__Aufgabenstellung 1__: Geben Sie die Datensätze vom Anfang bis einschließlich der Zeile mit "title-bar[interactable]: Options (1, 1, 863, 53)" als nummerierte Liste wieder, und lassen Sie dabei Leerzeilen weg.

__Lesetext__:
Bislang garantierten die Reserven an fossilen Brennstoffen wie Öl und Gas den Staaten am persischen Golf ihren Reichtum. Doch mit der weltweiten Umstellung auf erneuerbare Energien droht der Region in dieser Hinsicht das wirtschaftliche Aus. Darum nehmen die Golfstaaten mittlerweile selbst die Abkehr von den "Fossilen" in Angriff. In Saudi-Arabien, den Vereinigten Arabischen Emiraten und Katar entstehen derzeit Kraftwerke für erneuerbare Energien, die zu den größten weltweit gehören.

Katar etwa baute im Vorfeld der Fußballweltmeisterschaft 2022 eine Solaranlage, die zehn Prozent des Energiebedarfs des Landes decken soll. In Saudi-Arabien entsteht eine Wüstenstadt, die ausschließlich mit erneuerbaren Energien betrieben werden soll. Neom, so ihr Name, soll über eine eigene Solaranlage für grünen Wasserstoff verfügen. Und die Vereinigten Arabischen Emirate (VAE), die in diesem Jahr die UN-Klimakonferenz ausrichten, bauen das angeblich größte zentrale Sonnenkraftwerk der Welt. 

Grafische Darstellung der "Mirror Line", eines 120 Kilometer langen horizontalen Wolkenkratzers, der das Wahrzeichen der neuen Stadt Neom im Norden Saudi-Arabiens werden soll
Die neue Stadt "Neom" soll eine riesige grüne Wasserstoffanlage erhalten, die von einem vier Milliarden Dollar teuren Solarkraftwerk angetrieben wirdBild: picture alliance/abaca

Projekte wie diese sollen helfen, die selbst gesteckten Klimaziele zu erreichen. Saudi-Arabien will bis 2030 50 Prozent seines Stroms mit erneuerbaren Energien erzeugen, die VAE wollen bis 2050 auf immerhin 44 Prozent "Erneuerbare" kommen. Im Moment gehören die VAE und Saudi-Arabien jedoch zusammen mit den anderen Golfstaaten - Bahrain, Oman, Kuwait und Katar - zu den 15 schlimmsten CO2-Emittenten. An der Spitze der Liste steht Katar, das 35,59 Tonnen CO2 pro Person ausstößt. Zum Vergleich: in Deutschland sind es 8,09 Tonnen pro Person.

Es bedarf es also ernsthafter Maßnahmen, um die Klimabilanz zu verbessern. Tatsächlich komme die Region ihren ehrgeizigen Zielen mit großen Schritten näher, sagt Mohammad Al-Saidi, Forschungsprofessor am Zentrum für nachhaltige Entwicklung der Universität Katar, im Gespräch mit der DW.

Erneuerbare zu Hause, Öl für den Export mit mehr Gewinn

Die Umstellung auf erneuerbare Energien erfolgt jedoch nicht allein aus Sorge um die Umwelt. Laut Al-Saidi liegt eine der Hauptmotivationen für die Umstellung darin, die Reserven an fossilen Brennstoffen für den Export freizusetzen und so die Gewinne zu maximieren.

__Aufgabenstellung 2__:
Entscheiden Sie anhand des Lesetexts, ob die Aussagen (a), (b) und (c) zutreffen. Antworten Sie jeweils mit Ja oder Nein, und zitieren Sie die ausschlaggebenden Worte des Lesetexts wörtlich.
(a) Saudi-Arabien will bis 2030 die Hälfte seines Stroms aus erneuerbaren Energien erzeugen.
(b) Katar baute seine Solaranlage erst nach der Fußballweltmeisterschaft 2022.
(c) In Deutschland werden pro Person 35,59 Tonnen CO2 ausgestoßen.

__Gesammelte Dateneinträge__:

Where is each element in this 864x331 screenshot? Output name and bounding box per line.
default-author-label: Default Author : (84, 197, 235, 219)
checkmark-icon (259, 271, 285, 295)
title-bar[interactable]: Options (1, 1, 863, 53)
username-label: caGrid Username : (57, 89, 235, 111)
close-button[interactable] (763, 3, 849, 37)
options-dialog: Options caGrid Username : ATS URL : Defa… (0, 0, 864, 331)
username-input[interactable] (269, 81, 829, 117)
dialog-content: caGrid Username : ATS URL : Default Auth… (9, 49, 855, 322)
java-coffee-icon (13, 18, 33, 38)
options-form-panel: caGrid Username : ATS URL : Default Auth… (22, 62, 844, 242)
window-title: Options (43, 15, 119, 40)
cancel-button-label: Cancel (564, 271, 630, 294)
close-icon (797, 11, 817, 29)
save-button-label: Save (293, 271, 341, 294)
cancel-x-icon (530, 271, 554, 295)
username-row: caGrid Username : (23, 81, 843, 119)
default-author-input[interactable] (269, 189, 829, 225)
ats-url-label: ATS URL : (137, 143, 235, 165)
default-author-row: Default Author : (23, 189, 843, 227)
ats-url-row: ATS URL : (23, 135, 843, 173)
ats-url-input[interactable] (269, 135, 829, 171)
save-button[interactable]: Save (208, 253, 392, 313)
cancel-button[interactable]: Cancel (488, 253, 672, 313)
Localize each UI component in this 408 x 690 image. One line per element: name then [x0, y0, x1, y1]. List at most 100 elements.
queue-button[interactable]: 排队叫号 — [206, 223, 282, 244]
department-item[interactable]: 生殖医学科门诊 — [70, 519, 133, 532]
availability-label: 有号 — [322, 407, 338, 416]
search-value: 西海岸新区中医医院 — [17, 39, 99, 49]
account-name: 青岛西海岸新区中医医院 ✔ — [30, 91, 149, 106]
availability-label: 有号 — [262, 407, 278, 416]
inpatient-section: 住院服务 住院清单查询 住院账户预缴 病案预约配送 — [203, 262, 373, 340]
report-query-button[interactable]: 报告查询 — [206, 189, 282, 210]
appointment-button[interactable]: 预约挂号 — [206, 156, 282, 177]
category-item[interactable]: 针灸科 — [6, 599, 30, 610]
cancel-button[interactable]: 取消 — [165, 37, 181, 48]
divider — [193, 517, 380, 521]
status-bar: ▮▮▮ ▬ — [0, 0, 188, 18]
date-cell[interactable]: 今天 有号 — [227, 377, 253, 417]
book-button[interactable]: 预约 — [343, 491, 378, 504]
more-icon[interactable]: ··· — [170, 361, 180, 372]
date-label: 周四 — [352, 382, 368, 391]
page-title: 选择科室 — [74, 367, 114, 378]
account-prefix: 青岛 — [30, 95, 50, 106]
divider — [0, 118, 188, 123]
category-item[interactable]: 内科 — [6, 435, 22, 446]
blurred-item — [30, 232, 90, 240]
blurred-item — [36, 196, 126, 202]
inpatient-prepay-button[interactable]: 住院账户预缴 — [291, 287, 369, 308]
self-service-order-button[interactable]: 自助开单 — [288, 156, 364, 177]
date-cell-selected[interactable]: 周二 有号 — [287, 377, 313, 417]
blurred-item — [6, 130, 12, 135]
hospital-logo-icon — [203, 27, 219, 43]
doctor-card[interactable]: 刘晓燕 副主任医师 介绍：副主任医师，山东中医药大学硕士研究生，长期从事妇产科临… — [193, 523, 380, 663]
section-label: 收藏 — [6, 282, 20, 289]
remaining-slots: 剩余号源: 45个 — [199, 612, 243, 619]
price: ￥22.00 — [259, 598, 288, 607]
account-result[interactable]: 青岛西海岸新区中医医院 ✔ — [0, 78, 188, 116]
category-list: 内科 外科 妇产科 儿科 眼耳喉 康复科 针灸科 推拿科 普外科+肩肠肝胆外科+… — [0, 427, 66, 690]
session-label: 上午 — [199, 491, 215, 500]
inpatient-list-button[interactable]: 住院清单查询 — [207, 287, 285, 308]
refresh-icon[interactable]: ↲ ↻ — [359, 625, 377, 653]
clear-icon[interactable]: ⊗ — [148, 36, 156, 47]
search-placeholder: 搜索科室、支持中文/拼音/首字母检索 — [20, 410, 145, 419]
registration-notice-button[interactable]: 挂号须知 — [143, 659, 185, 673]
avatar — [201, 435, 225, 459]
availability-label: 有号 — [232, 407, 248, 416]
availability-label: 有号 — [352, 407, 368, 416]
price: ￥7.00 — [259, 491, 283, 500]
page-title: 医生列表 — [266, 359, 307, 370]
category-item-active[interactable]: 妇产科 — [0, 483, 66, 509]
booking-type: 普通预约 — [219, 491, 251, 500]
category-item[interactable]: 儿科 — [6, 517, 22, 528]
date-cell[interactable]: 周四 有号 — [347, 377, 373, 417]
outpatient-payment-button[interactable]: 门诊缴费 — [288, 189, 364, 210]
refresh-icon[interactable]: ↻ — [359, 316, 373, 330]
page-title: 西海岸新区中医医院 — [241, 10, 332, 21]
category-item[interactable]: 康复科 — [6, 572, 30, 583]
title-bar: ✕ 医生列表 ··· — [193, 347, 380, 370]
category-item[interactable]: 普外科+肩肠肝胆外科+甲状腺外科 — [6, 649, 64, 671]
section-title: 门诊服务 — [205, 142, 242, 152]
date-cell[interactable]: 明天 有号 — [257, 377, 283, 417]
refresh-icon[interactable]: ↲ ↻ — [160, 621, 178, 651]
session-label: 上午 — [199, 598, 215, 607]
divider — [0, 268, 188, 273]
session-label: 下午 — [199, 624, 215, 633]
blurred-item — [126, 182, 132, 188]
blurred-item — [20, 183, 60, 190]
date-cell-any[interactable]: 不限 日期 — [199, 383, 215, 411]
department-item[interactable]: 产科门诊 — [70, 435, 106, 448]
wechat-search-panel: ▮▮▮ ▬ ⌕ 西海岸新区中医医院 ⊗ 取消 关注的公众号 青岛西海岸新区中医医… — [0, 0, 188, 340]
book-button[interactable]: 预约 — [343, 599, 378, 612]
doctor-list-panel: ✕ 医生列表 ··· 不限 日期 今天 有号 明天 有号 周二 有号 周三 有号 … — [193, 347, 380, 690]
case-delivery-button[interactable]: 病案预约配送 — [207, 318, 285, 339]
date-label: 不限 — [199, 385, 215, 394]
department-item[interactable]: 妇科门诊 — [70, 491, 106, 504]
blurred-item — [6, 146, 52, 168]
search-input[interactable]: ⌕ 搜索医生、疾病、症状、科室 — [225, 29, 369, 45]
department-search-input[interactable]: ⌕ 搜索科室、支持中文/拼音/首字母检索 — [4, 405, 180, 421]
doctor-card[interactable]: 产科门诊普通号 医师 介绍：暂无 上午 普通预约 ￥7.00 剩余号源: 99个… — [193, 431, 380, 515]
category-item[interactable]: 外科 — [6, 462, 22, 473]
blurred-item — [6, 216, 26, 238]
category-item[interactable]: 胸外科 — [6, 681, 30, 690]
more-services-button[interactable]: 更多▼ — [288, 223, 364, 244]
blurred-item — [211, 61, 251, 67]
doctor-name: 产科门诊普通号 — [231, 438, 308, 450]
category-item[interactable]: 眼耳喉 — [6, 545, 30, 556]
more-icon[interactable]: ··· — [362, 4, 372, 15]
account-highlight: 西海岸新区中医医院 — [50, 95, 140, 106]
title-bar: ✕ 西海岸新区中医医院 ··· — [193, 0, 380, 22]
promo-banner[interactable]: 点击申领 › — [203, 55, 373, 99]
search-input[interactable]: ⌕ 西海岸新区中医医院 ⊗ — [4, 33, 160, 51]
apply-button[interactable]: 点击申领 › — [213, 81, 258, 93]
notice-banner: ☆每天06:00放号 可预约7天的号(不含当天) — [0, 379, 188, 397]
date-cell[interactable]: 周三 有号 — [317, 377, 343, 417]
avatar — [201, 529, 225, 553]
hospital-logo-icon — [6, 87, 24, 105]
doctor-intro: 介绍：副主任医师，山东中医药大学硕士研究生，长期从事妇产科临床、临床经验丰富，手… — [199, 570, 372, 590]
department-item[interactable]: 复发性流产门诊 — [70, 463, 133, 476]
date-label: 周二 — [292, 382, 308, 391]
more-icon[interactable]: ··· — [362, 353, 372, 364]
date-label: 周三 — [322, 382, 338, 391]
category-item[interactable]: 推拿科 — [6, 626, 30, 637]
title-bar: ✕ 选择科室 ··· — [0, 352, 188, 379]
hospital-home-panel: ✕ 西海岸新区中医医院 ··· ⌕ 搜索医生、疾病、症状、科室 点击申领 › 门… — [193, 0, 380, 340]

__Korrekte Lösung 1__:
1. Where is each element in this 864x331 screenshot? Output name and bounding box per line.
2. default-author-label: Default Author : (84, 197, 235, 219)
3. checkmark-icon (259, 271, 285, 295)
4. title-bar[interactable]: Options (1, 1, 863, 53)

__Korrekte Lösung 2__:
(a) Ja: „Saudi-Arabien will bis 2030 50 Prozent seines Stroms mit erneuerbaren Energien erzeugen“
(b) Nein: „Katar etwa baute im Vorfeld der Fußballweltmeisterschaft 2022 eine Solaranlage“
(c) Nein: „in Deutschland sind es 8,09 Tonnen pro Person“